_TASK DETAILS_:
Below are some entries. Copy each line that holds the string "MVGN".

(Saved data entries)

☆ ☆ ☆

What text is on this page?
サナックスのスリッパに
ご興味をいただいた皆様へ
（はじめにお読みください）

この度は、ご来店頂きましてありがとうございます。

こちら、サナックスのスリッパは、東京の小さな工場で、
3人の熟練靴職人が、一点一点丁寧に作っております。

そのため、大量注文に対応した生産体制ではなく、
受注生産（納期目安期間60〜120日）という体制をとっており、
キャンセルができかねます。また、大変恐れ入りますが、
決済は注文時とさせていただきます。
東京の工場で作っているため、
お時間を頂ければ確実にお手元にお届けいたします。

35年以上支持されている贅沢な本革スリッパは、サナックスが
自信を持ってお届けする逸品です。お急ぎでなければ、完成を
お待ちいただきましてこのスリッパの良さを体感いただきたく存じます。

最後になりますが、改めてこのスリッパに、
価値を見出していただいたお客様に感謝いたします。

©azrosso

☆ ☆ ☆

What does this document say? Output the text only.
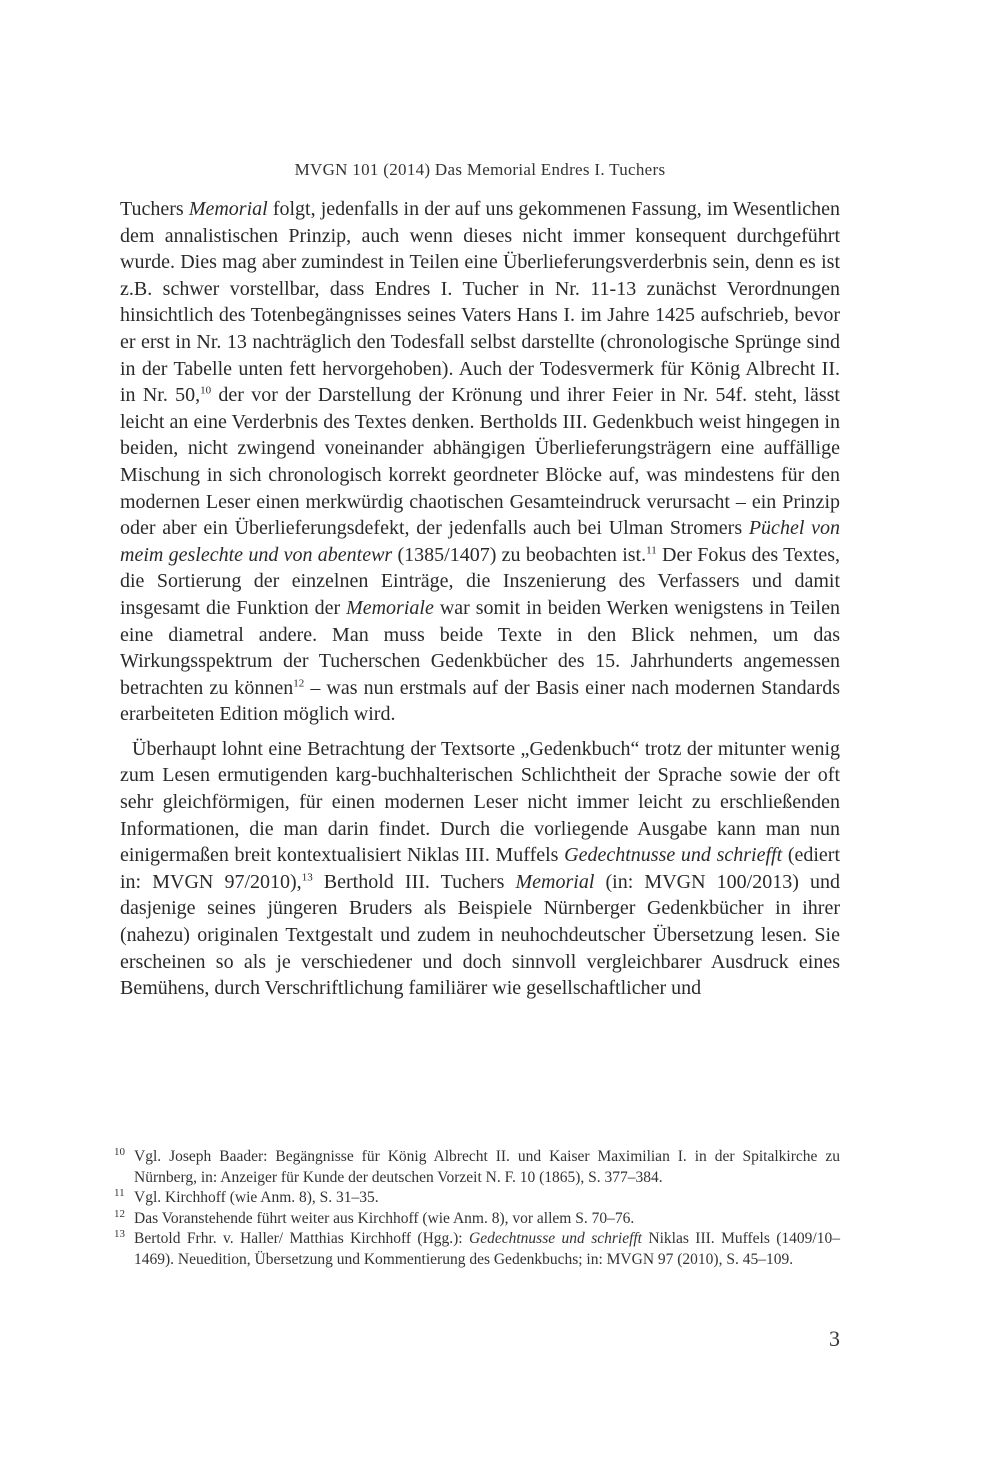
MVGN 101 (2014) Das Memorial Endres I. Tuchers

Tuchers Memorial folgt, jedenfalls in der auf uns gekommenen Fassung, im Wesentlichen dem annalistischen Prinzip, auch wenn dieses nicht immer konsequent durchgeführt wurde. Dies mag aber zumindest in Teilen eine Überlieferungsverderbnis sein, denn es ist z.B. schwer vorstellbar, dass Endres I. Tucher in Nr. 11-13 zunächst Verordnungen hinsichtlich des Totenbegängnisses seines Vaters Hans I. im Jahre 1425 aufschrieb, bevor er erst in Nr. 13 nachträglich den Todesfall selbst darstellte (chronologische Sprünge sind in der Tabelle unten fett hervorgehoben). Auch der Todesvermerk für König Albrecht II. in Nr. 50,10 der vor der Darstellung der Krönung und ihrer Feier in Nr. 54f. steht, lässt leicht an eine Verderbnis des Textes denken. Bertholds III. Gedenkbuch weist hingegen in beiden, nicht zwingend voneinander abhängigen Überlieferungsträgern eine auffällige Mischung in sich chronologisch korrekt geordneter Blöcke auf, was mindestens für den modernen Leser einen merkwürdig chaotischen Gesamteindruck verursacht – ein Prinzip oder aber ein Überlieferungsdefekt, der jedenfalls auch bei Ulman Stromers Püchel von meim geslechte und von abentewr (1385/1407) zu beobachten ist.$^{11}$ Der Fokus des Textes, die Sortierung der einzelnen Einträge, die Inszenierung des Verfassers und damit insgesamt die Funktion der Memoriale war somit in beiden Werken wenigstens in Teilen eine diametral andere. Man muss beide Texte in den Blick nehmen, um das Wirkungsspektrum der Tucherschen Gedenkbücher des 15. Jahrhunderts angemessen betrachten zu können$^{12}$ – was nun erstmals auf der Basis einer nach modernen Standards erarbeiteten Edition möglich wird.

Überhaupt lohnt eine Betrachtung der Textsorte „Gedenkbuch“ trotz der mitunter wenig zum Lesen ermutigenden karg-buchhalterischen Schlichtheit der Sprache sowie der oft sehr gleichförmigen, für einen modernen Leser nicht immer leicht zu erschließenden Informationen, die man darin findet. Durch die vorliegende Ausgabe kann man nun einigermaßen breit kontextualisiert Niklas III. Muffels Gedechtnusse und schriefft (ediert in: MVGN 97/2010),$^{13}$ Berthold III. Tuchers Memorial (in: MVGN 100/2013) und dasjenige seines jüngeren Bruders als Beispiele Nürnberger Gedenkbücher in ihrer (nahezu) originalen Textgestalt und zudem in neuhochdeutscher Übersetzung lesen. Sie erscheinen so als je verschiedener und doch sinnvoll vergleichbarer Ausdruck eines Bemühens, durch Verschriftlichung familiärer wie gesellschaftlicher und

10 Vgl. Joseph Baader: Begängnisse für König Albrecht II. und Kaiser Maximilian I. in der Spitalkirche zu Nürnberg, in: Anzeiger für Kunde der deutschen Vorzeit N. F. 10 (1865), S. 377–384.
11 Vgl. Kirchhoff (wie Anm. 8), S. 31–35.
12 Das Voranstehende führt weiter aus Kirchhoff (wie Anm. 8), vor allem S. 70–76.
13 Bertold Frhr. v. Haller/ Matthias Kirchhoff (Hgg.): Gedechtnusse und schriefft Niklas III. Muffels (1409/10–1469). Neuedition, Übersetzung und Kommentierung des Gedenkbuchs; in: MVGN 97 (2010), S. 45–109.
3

☆ ☆ ☆

_CORRECT OUTPUT_:
MVGN 101 (2014) Das Memorial Endres I. Tuchers
Überhaupt lohnt eine Betrachtung der Textsorte „Gedenkbuch“ trotz der mitunter wenig zum Lesen ermutigenden karg-buchhalterischen Schlichtheit der Sprache sowie der oft sehr gleichförmigen, für einen modernen Leser nicht immer leicht zu erschließenden Informationen, die man darin findet. Durch die vorliegende Ausgabe kann man nun einigermaßen breit kontextualisiert Niklas III. Muffels Gedechtnusse und schriefft (ediert in: MVGN 97/2010),$^{13}$ Berthold III. Tuchers Memorial (in: MVGN 100/2013) und dasjenige seines jüngeren Bruders als Beispiele Nürnberger Gedenkbücher in ihrer (nahezu) originalen Textgestalt und zudem in neuhochdeutscher Übersetzung lesen. Sie erscheinen so als je verschiedener und doch sinnvoll vergleichbarer Ausdruck eines Bemühens, durch Verschriftlichung familiärer wie gesellschaftlicher und
13 Bertold Frhr. v. Haller/ Matthias Kirchhoff (Hgg.): Gedechtnusse und schriefft Niklas III. Muffels (1409/10–1469). Neuedition, Übersetzung und Kommentierung des Gedenkbuchs; in: MVGN 97 (2010), S. 45–109.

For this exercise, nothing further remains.